◆ **Written instruction**
Among the entries below, find the lines with "daily" and copy them.

*** Input records ***

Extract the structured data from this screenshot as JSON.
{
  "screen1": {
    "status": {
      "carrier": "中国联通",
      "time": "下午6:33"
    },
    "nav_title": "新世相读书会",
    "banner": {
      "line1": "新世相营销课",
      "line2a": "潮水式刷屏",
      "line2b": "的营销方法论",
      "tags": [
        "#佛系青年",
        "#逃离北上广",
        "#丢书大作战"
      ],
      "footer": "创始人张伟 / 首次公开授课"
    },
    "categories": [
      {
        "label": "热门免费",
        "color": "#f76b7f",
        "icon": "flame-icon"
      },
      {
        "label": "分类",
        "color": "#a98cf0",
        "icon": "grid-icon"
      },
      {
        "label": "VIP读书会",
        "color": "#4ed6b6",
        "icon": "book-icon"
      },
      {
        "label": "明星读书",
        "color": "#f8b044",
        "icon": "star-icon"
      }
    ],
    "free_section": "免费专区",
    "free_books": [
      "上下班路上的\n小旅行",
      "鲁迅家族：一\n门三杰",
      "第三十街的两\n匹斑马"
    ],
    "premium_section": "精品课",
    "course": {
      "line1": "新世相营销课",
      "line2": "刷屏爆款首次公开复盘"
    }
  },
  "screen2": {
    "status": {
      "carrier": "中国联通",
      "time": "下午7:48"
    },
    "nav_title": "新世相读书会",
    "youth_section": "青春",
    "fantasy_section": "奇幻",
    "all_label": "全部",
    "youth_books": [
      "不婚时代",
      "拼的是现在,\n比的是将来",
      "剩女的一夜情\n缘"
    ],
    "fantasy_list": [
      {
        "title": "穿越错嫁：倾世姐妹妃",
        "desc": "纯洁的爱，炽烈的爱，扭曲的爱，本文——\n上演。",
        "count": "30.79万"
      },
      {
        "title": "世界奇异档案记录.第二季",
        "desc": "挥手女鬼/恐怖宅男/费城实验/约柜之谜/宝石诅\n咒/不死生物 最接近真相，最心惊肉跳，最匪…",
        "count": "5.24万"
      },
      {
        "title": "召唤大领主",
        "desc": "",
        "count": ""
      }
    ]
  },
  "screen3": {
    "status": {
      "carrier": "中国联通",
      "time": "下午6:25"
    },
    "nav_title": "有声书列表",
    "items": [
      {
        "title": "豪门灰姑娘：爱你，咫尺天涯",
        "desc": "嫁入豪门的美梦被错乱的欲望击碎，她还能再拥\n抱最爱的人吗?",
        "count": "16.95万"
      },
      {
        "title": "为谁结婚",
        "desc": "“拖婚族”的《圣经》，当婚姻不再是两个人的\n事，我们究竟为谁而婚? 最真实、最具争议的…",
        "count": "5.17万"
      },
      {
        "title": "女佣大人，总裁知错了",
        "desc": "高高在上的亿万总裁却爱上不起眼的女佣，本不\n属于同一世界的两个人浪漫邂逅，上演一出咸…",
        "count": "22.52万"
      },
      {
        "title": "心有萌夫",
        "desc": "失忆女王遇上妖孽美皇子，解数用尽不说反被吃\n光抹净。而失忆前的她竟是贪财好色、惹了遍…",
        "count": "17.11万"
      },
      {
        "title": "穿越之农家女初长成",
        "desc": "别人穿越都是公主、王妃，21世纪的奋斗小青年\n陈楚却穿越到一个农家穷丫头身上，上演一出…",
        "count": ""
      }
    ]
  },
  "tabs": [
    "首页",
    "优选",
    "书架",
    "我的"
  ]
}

***
*** Input records ***

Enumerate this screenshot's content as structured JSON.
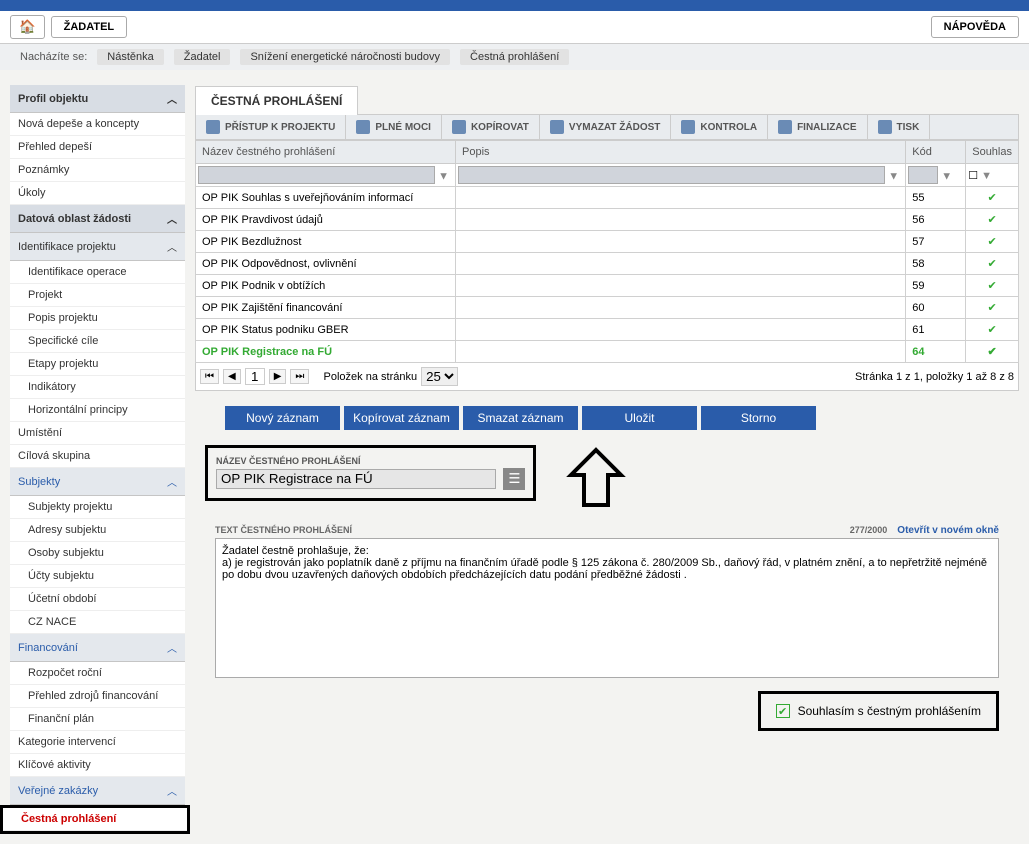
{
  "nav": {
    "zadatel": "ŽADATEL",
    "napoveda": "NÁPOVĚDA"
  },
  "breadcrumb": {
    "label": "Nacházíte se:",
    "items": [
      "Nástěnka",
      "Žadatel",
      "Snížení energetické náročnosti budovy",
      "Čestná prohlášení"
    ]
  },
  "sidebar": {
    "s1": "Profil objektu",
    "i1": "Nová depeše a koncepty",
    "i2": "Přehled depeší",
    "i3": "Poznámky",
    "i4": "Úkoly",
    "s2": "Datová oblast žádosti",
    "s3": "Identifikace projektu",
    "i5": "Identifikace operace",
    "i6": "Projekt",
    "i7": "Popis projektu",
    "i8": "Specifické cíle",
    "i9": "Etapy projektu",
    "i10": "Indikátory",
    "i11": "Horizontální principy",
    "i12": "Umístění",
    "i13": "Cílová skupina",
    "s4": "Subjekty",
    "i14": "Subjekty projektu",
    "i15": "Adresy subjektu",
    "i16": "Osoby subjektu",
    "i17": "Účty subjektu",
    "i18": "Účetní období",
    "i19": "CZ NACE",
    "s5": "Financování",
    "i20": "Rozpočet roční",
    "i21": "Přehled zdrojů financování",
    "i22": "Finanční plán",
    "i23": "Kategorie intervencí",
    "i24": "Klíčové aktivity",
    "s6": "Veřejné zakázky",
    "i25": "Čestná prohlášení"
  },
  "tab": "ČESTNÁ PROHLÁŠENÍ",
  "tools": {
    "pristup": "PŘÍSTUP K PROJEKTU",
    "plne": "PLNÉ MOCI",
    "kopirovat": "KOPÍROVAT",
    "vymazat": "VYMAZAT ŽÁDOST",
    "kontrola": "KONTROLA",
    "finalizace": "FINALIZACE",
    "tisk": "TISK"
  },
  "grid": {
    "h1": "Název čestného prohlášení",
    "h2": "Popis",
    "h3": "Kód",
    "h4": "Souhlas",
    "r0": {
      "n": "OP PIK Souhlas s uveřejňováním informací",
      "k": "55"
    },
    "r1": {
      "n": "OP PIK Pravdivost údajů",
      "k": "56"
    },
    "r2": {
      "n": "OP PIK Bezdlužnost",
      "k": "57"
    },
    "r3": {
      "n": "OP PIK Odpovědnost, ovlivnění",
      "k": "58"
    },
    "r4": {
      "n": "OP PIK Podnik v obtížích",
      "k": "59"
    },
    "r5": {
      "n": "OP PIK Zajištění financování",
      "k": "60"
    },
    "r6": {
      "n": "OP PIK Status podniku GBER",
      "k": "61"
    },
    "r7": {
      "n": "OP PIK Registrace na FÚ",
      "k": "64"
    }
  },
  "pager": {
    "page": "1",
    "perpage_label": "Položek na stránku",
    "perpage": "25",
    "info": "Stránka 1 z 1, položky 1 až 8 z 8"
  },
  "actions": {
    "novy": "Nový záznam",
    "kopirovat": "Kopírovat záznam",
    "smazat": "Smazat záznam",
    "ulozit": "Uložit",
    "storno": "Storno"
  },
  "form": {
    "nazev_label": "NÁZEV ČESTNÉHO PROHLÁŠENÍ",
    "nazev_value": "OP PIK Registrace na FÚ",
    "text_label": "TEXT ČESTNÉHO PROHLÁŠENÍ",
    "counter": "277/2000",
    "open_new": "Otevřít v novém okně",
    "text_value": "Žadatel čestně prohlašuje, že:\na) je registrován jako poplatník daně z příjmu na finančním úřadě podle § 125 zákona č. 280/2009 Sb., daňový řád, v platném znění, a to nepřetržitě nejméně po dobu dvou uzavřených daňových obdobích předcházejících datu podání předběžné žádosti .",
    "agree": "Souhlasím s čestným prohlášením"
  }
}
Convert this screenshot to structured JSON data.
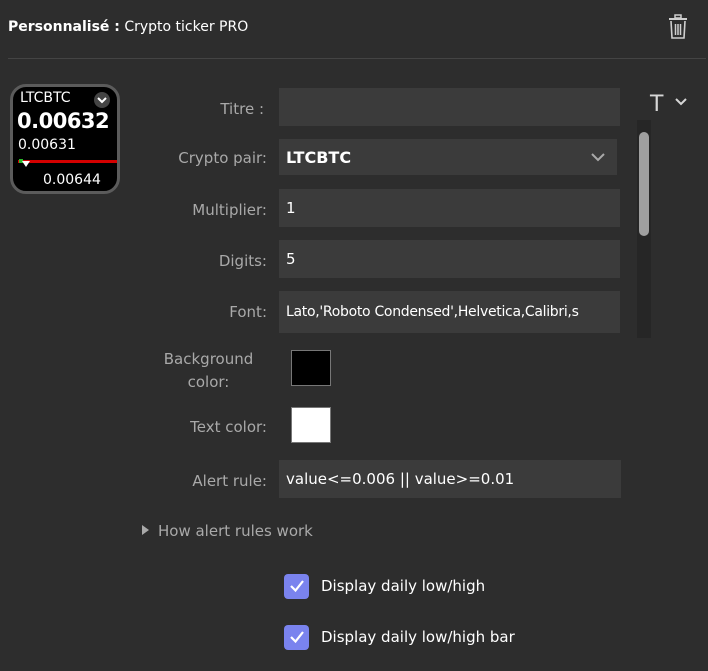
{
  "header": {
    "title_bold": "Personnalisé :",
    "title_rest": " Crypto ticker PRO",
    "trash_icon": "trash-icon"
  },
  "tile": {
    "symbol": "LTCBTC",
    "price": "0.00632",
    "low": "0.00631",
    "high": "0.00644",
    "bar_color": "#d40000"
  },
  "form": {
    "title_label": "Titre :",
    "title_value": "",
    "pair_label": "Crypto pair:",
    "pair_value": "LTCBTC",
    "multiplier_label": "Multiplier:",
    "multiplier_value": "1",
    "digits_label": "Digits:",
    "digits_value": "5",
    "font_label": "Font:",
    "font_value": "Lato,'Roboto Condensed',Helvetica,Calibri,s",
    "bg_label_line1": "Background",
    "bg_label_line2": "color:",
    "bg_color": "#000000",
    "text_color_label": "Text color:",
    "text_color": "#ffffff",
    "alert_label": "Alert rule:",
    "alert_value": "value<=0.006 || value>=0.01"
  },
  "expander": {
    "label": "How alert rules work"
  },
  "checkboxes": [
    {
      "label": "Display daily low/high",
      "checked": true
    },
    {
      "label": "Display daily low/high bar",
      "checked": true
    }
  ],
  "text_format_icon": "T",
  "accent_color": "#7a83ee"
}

***
*** Input records ***

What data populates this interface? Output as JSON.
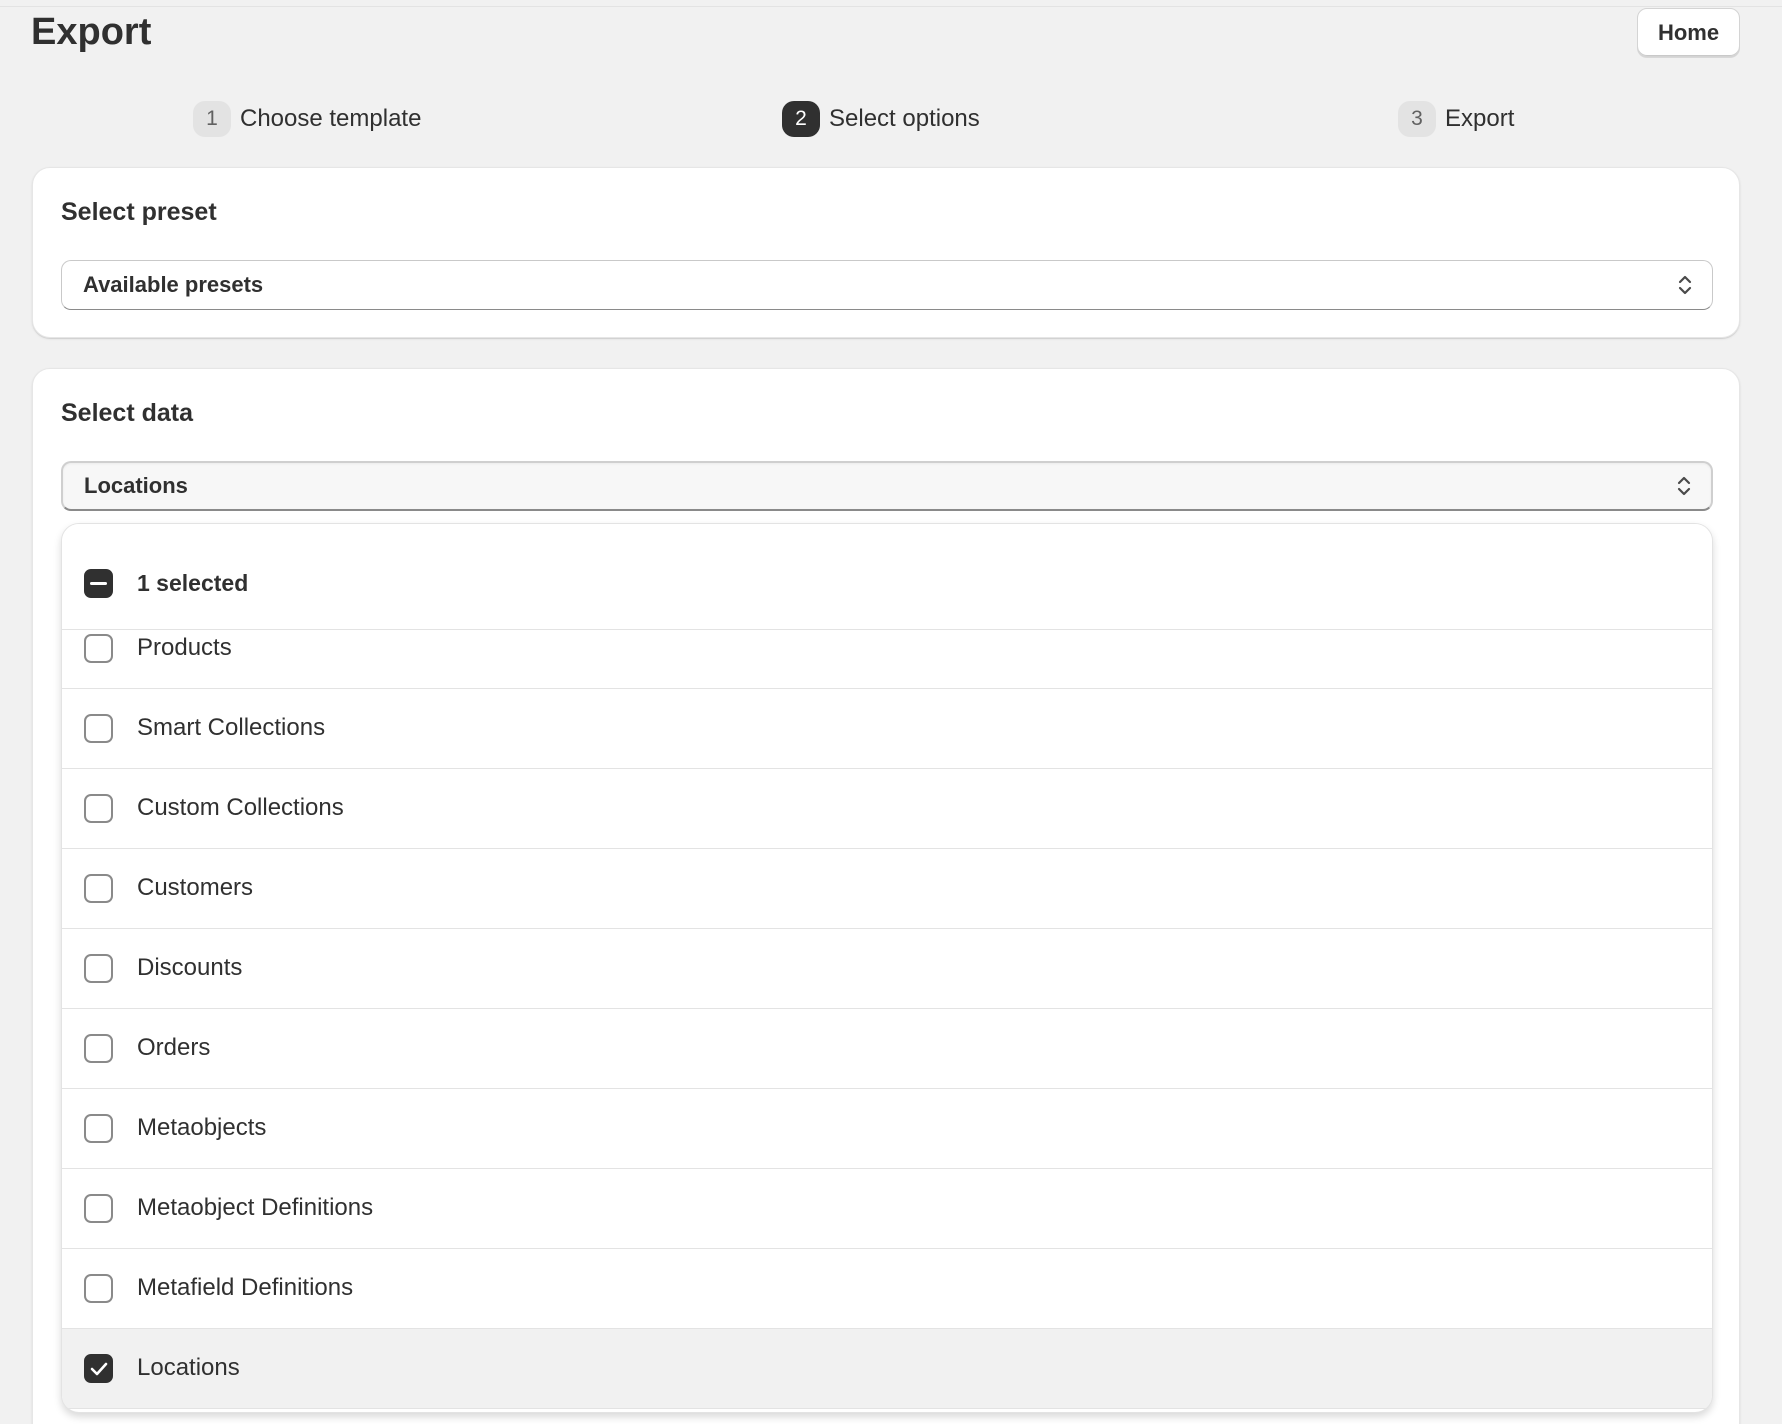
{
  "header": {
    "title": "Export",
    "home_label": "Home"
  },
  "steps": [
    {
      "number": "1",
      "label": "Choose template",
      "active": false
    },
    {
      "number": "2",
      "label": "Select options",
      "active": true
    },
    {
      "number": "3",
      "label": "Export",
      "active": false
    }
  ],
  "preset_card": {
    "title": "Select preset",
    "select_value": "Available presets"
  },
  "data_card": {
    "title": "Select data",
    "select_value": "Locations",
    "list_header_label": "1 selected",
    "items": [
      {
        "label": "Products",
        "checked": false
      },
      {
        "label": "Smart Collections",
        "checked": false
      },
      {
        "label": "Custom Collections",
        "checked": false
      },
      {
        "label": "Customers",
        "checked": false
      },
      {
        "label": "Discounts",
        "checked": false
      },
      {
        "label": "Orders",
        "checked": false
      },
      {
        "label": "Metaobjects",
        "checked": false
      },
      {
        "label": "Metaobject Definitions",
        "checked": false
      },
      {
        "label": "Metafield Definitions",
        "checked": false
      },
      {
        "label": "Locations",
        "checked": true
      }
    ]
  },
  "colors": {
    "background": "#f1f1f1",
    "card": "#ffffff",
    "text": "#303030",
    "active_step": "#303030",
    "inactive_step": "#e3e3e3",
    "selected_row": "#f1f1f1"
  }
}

***

◆ **Task response**
      "label": "Display daily low/high",
      "label": "Display daily low/high bar",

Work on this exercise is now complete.